§ **SHORT EXERCISE**:
Return each line containing the string "What".

--- DATA PROVIDED ---

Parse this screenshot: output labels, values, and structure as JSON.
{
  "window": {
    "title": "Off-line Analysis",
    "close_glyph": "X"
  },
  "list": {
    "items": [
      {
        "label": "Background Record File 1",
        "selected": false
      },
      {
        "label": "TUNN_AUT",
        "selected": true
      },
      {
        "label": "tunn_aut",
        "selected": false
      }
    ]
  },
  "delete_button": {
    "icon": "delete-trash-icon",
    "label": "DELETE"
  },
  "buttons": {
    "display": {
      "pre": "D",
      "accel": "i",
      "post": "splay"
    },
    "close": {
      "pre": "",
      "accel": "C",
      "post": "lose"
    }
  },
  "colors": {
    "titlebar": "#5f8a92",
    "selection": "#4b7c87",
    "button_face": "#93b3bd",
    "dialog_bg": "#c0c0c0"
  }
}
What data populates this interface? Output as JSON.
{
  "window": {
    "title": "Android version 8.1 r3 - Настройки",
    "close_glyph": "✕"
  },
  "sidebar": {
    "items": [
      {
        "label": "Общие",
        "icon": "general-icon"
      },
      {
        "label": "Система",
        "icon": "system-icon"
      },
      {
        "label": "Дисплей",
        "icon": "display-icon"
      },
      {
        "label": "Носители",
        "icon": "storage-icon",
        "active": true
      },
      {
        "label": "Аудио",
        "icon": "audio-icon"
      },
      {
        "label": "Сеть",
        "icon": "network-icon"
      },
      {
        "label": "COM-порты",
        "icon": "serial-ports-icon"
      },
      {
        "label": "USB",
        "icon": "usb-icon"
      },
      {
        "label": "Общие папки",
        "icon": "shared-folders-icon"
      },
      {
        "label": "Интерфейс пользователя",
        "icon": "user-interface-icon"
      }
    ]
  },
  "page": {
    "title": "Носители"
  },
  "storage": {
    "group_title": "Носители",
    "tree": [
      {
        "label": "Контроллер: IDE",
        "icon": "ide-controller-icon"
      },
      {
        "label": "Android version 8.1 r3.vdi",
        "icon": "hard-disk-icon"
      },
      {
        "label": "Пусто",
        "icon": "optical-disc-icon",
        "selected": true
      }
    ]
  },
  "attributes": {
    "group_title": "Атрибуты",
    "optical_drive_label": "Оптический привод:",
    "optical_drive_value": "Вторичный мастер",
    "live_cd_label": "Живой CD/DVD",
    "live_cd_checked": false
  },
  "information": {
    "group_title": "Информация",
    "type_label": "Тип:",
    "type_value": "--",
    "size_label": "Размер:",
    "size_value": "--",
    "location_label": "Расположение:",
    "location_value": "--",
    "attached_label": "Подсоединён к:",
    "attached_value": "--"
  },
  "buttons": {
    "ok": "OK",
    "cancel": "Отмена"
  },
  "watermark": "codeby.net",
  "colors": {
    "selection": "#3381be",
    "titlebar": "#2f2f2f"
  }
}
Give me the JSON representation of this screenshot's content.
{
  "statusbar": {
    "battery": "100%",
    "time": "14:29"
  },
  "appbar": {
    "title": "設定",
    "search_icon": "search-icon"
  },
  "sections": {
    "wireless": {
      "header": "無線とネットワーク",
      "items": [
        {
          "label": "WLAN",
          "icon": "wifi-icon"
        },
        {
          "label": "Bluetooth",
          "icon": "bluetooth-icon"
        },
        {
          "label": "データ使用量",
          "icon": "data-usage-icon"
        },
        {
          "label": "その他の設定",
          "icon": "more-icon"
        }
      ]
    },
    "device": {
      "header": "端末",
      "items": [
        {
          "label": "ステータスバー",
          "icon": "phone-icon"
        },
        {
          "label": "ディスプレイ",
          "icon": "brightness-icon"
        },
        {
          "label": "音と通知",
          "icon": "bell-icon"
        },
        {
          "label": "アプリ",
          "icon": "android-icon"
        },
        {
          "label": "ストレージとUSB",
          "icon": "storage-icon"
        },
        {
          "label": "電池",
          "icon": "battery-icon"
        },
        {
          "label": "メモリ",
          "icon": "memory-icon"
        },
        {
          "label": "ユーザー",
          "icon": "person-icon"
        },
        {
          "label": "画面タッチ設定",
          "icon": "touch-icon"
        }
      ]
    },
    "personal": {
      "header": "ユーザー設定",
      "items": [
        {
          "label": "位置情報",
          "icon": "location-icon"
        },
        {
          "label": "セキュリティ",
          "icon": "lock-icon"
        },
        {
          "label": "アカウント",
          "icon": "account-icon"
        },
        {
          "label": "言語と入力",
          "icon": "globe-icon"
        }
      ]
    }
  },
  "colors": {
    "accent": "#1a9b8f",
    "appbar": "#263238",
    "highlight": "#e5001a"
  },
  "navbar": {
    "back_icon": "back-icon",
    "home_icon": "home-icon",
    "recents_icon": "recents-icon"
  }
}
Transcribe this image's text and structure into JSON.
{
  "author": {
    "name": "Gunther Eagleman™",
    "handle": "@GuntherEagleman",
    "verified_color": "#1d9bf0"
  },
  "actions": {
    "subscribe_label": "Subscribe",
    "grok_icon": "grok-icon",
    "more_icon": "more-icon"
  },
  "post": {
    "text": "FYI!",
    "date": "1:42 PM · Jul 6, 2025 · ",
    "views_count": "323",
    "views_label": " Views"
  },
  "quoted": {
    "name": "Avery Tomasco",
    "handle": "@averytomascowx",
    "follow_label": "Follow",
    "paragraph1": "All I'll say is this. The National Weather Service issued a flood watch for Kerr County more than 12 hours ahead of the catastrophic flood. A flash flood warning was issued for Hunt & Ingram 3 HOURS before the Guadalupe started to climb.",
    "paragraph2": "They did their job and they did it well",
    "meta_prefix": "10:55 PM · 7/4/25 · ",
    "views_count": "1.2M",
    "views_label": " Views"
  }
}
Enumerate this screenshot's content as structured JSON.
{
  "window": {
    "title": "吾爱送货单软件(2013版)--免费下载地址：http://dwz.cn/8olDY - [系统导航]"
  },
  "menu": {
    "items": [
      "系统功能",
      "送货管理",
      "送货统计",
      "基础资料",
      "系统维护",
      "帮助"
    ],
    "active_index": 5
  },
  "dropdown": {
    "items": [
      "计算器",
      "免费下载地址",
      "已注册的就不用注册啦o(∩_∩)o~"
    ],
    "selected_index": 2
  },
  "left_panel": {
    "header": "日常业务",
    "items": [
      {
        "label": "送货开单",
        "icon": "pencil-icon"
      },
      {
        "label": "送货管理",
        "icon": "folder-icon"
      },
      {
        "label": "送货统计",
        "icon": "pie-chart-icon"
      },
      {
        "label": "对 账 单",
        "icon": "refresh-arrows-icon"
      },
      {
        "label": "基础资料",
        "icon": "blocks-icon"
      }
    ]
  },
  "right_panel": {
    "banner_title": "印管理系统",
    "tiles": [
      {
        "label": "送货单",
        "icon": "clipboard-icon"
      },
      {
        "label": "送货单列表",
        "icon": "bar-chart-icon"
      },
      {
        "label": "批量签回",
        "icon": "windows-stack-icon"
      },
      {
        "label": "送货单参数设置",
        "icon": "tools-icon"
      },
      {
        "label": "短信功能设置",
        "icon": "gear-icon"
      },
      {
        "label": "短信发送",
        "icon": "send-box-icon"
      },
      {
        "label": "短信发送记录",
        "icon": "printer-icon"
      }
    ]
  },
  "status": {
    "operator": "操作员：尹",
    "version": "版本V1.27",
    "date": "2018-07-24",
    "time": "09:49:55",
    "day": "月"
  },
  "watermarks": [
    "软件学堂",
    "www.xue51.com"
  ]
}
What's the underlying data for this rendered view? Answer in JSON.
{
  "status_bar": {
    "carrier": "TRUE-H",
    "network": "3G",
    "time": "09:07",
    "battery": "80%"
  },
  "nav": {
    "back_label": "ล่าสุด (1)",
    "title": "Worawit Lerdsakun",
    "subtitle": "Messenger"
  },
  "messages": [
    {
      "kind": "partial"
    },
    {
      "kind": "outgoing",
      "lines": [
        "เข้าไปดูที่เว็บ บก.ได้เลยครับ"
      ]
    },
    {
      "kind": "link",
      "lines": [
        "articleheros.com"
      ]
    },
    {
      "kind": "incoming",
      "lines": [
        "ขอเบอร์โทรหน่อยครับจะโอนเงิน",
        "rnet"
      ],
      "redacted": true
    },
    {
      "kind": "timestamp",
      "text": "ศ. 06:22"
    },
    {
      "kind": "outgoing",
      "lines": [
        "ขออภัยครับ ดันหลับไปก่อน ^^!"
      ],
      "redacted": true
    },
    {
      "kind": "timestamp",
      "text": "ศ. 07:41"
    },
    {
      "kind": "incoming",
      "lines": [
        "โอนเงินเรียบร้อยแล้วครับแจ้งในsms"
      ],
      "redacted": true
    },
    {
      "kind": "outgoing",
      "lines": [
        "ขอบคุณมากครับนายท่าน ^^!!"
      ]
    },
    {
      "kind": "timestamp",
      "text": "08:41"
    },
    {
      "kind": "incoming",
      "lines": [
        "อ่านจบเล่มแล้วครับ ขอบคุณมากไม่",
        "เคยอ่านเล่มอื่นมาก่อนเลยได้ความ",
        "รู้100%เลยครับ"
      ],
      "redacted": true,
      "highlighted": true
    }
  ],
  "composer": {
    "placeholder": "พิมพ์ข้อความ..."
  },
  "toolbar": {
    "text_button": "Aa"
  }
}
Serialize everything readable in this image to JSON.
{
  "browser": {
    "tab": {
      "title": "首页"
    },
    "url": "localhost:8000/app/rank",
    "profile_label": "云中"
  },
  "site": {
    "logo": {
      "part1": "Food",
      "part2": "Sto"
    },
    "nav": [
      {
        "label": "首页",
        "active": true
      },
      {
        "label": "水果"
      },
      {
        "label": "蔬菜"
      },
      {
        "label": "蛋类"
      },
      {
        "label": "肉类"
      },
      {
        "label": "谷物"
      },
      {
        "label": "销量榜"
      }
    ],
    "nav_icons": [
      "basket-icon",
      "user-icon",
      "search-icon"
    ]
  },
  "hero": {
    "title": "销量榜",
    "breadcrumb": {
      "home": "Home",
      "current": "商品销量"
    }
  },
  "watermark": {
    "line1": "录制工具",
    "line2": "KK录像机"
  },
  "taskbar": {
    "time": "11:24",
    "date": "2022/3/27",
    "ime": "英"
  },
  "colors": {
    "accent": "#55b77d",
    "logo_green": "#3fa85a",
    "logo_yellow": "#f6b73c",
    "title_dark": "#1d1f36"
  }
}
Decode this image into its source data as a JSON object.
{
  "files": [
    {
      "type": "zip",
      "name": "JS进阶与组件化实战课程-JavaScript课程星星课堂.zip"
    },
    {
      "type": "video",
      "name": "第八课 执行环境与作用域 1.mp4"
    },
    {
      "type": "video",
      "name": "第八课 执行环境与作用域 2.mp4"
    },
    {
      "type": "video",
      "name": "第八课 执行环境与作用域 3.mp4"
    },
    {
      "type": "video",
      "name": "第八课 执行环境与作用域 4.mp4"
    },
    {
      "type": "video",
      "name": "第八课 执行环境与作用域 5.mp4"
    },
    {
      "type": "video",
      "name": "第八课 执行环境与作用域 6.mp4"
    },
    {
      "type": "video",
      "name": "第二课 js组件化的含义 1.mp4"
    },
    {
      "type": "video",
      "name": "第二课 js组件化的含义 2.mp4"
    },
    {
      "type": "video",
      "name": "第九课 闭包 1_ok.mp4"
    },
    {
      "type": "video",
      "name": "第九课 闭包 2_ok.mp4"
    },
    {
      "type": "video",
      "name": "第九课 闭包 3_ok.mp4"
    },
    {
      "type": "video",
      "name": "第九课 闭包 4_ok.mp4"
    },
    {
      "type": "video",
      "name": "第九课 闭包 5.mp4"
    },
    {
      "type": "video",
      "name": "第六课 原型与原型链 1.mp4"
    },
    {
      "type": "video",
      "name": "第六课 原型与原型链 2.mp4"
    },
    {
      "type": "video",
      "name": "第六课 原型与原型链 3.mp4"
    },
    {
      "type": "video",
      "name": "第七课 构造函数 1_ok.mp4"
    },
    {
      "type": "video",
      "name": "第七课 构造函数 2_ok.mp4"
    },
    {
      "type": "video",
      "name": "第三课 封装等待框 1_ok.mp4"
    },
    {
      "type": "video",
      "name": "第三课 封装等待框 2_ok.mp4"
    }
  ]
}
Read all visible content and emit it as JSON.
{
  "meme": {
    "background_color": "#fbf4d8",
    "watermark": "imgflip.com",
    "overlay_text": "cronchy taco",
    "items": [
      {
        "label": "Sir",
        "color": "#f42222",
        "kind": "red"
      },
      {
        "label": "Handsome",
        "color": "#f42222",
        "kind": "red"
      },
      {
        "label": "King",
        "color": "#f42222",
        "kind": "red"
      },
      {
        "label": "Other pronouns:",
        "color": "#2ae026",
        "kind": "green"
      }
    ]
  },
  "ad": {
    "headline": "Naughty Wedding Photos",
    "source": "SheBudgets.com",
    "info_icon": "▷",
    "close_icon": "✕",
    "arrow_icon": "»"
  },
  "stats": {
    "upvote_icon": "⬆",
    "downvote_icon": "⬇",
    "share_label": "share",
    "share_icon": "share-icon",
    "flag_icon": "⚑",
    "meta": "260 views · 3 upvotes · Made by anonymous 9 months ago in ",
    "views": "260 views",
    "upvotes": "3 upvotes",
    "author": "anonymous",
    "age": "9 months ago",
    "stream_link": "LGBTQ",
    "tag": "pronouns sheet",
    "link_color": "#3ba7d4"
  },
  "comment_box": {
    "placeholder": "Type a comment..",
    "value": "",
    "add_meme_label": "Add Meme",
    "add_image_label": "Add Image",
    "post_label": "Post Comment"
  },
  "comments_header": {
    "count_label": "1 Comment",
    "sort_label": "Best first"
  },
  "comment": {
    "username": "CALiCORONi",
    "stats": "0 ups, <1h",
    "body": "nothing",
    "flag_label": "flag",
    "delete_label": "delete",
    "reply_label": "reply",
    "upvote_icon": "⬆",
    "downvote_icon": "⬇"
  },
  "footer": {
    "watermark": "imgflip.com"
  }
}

---

§ **SOLUTION**:
What data populates this interface? Output as JSON.
What's the underlying data for this rendered view? Answer in JSON.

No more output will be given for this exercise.